(Element boundary records)
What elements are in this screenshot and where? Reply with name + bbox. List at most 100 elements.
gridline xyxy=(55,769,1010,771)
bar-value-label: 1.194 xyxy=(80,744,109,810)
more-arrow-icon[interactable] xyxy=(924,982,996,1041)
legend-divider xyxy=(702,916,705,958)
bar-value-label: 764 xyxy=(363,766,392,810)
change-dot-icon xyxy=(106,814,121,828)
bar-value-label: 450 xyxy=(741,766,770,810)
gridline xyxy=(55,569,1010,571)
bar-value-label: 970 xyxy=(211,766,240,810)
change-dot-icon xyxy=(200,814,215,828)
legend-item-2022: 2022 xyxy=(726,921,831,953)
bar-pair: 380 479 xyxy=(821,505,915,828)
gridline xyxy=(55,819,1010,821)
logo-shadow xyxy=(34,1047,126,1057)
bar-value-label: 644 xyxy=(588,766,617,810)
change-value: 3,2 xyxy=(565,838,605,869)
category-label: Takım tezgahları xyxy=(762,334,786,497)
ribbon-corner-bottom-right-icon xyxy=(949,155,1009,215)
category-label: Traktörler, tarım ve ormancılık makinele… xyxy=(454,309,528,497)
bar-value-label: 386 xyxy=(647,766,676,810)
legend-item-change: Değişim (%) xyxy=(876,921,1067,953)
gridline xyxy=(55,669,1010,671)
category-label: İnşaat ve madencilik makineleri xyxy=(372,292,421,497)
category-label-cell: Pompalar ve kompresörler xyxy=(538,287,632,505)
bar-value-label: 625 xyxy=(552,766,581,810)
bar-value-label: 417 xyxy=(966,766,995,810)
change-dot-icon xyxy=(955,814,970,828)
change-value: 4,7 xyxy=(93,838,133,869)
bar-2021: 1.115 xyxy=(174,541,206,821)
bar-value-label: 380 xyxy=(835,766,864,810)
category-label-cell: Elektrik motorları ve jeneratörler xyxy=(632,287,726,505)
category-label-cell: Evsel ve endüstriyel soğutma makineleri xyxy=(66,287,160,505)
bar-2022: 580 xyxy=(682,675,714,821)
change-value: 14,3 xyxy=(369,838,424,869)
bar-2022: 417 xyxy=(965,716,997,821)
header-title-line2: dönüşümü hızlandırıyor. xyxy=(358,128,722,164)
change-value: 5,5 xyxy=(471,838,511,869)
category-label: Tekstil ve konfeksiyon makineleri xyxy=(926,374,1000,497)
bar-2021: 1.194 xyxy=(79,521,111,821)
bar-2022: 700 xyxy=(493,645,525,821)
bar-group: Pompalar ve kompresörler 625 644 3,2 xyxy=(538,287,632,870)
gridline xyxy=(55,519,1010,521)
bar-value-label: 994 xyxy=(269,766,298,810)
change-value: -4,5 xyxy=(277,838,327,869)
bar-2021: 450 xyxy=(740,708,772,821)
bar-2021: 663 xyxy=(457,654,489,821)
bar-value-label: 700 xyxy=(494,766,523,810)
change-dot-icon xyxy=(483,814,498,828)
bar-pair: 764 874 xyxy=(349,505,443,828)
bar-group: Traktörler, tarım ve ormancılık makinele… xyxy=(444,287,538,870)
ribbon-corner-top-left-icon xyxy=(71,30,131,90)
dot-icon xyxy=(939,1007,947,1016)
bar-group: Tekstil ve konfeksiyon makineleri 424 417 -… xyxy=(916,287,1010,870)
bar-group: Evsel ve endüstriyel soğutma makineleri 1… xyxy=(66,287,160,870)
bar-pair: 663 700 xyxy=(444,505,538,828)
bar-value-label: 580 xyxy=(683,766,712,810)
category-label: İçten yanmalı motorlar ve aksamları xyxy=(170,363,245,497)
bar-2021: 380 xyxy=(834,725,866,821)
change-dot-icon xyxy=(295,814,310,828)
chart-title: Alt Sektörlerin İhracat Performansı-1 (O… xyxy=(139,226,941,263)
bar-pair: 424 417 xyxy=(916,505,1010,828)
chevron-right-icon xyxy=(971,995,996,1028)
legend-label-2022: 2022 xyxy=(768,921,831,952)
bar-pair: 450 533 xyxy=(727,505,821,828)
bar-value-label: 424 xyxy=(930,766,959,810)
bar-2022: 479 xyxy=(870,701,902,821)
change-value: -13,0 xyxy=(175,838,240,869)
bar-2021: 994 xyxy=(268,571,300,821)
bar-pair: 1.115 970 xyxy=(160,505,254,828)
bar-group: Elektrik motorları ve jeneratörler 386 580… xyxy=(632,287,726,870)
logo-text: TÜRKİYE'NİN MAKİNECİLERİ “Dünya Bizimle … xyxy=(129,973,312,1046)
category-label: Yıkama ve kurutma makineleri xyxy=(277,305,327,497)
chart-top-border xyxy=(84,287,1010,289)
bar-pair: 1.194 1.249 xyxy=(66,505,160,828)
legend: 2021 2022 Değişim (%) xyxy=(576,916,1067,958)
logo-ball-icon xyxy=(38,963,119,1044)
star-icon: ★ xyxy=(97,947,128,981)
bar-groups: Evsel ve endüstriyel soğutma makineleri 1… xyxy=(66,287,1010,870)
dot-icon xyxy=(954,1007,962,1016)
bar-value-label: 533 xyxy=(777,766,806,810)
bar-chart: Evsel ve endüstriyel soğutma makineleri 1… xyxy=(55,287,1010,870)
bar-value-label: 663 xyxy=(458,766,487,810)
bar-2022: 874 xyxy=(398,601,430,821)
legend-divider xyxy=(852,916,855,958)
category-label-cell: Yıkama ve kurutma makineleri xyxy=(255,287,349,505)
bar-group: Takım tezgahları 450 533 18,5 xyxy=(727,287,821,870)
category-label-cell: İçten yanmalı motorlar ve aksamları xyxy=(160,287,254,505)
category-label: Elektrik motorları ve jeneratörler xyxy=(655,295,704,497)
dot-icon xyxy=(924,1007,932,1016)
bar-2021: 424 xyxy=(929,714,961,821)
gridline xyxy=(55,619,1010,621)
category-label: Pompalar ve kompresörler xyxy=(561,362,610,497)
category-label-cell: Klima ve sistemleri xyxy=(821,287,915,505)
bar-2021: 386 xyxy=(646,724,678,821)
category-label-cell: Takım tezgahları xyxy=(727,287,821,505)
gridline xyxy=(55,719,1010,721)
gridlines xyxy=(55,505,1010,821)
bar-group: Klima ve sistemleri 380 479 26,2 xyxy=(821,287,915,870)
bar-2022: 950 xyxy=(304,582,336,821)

-- Written request --
Copy all of the entries above line for line, with no changes to any character.

-- The solution --
What elements are in this screenshot and where? Reply with name + bbox. List at most 100 elements.
gridline xyxy=(55,769,1010,771)
bar-value-label: 1.194 xyxy=(80,744,109,810)
more-arrow-icon[interactable] xyxy=(924,982,996,1041)
legend-divider xyxy=(702,916,705,958)
bar-value-label: 764 xyxy=(363,766,392,810)
change-dot-icon xyxy=(106,814,121,828)
bar-value-label: 450 xyxy=(741,766,770,810)
gridline xyxy=(55,569,1010,571)
bar-value-label: 970 xyxy=(211,766,240,810)
change-dot-icon xyxy=(200,814,215,828)
legend-item-2022: 2022 xyxy=(726,921,831,953)
bar-pair: 380 479 xyxy=(821,505,915,828)
gridline xyxy=(55,819,1010,821)
logo-shadow xyxy=(34,1047,126,1057)
bar-value-label: 644 xyxy=(588,766,617,810)
change-value: 3,2 xyxy=(565,838,605,869)
category-label: Takım tezgahları xyxy=(762,334,786,497)
ribbon-corner-bottom-right-icon xyxy=(949,155,1009,215)
category-label: Traktörler, tarım ve ormancılık makinele… xyxy=(454,309,528,497)
bar-value-label: 386 xyxy=(647,766,676,810)
legend-item-change: Değişim (%) xyxy=(876,921,1067,953)
gridline xyxy=(55,669,1010,671)
category-label: İnşaat ve madencilik makineleri xyxy=(372,292,421,497)
category-label-cell: Pompalar ve kompresörler xyxy=(538,287,632,505)
bar-value-label: 625 xyxy=(552,766,581,810)
bar-value-label: 417 xyxy=(966,766,995,810)
change-dot-icon xyxy=(955,814,970,828)
change-value: 4,7 xyxy=(93,838,133,869)
bar-2021: 1.115 xyxy=(174,541,206,821)
bar-value-label: 380 xyxy=(835,766,864,810)
category-label-cell: Elektrik motorları ve jeneratörler xyxy=(632,287,726,505)
category-label-cell: Evsel ve endüstriyel soğutma makineleri xyxy=(66,287,160,505)
bar-2022: 580 xyxy=(682,675,714,821)
change-value: 14,3 xyxy=(369,838,424,869)
bar-2022: 417 xyxy=(965,716,997,821)
header-title-line2: dönüşümü hızlandırıyor. xyxy=(358,128,722,164)
change-value: 5,5 xyxy=(471,838,511,869)
category-label: Tekstil ve konfeksiyon makineleri xyxy=(926,374,1000,497)
bar-2021: 1.194 xyxy=(79,521,111,821)
bar-2022: 700 xyxy=(493,645,525,821)
bar-group: Pompalar ve kompresörler 625 644 3,2 xyxy=(538,287,632,870)
gridline xyxy=(55,519,1010,521)
bar-value-label: 994 xyxy=(269,766,298,810)
change-value: -4,5 xyxy=(277,838,327,869)
bar-2021: 450 xyxy=(740,708,772,821)
bar-2021: 663 xyxy=(457,654,489,821)
bar-value-label: 700 xyxy=(494,766,523,810)
change-dot-icon xyxy=(483,814,498,828)
bar-pair: 764 874 xyxy=(349,505,443,828)
bar-group: Traktörler, tarım ve ormancılık makinele… xyxy=(444,287,538,870)
ribbon-corner-top-left-icon xyxy=(71,30,131,90)
dot-icon xyxy=(939,1007,947,1016)
bar-group: Tekstil ve konfeksiyon makineleri 424 417 -… xyxy=(916,287,1010,870)
bar-group: Evsel ve endüstriyel soğutma makineleri 1… xyxy=(66,287,160,870)
bar-pair: 663 700 xyxy=(444,505,538,828)
bar-value-label: 580 xyxy=(683,766,712,810)
category-label: İçten yanmalı motorlar ve aksamları xyxy=(170,363,245,497)
bar-2021: 380 xyxy=(834,725,866,821)
change-dot-icon xyxy=(295,814,310,828)
chart-title: Alt Sektörlerin İhracat Performansı-1 (O… xyxy=(139,226,941,263)
bar-pair: 424 417 xyxy=(916,505,1010,828)
chevron-right-icon xyxy=(971,995,996,1028)
legend-label-2022: 2022 xyxy=(768,921,831,952)
bar-pair: 450 533 xyxy=(727,505,821,828)
bar-value-label: 424 xyxy=(930,766,959,810)
bar-2022: 479 xyxy=(870,701,902,821)
change-value: -13,0 xyxy=(175,838,240,869)
bar-2021: 994 xyxy=(268,571,300,821)
bar-pair: 1.115 970 xyxy=(160,505,254,828)
bar-group: Elektrik motorları ve jeneratörler 386 580… xyxy=(632,287,726,870)
logo-text: TÜRKİYE'NİN MAKİNECİLERİ “Dünya Bizimle … xyxy=(129,973,312,1046)
category-label: Yıkama ve kurutma makineleri xyxy=(277,305,327,497)
chart-top-border xyxy=(84,287,1010,289)
bar-pair: 1.194 1.249 xyxy=(66,505,160,828)
legend: 2021 2022 Değişim (%) xyxy=(576,916,1067,958)
logo-ball-icon xyxy=(38,963,119,1044)
star-icon: ★ xyxy=(97,947,128,981)
bar-groups: Evsel ve endüstriyel soğutma makineleri 1… xyxy=(66,287,1010,870)
dot-icon xyxy=(954,1007,962,1016)
bar-value-label: 533 xyxy=(777,766,806,810)
bar-chart: Evsel ve endüstriyel soğutma makineleri 1… xyxy=(55,287,1010,870)
bar-value-label: 663 xyxy=(458,766,487,810)
bar-2022: 874 xyxy=(398,601,430,821)
legend-divider xyxy=(852,916,855,958)
category-label-cell: Yıkama ve kurutma makineleri xyxy=(255,287,349,505)
bar-group: Takım tezgahları 450 533 18,5 xyxy=(727,287,821,870)
category-label-cell: İçten yanmalı motorlar ve aksamları xyxy=(160,287,254,505)
category-label: Elektrik motorları ve jeneratörler xyxy=(655,295,704,497)
dot-icon xyxy=(924,1007,932,1016)
bar-2021: 424 xyxy=(929,714,961,821)
gridline xyxy=(55,619,1010,621)
category-label: Pompalar ve kompresörler xyxy=(561,362,610,497)
category-label-cell: Klima ve sistemleri xyxy=(821,287,915,505)
bar-2021: 386 xyxy=(646,724,678,821)
category-label-cell: Takım tezgahları xyxy=(727,287,821,505)
gridline xyxy=(55,719,1010,721)
gridlines xyxy=(55,505,1010,821)
bar-group: Klima ve sistemleri 380 479 26,2 xyxy=(821,287,915,870)
bar-2022: 950 xyxy=(304,582,336,821)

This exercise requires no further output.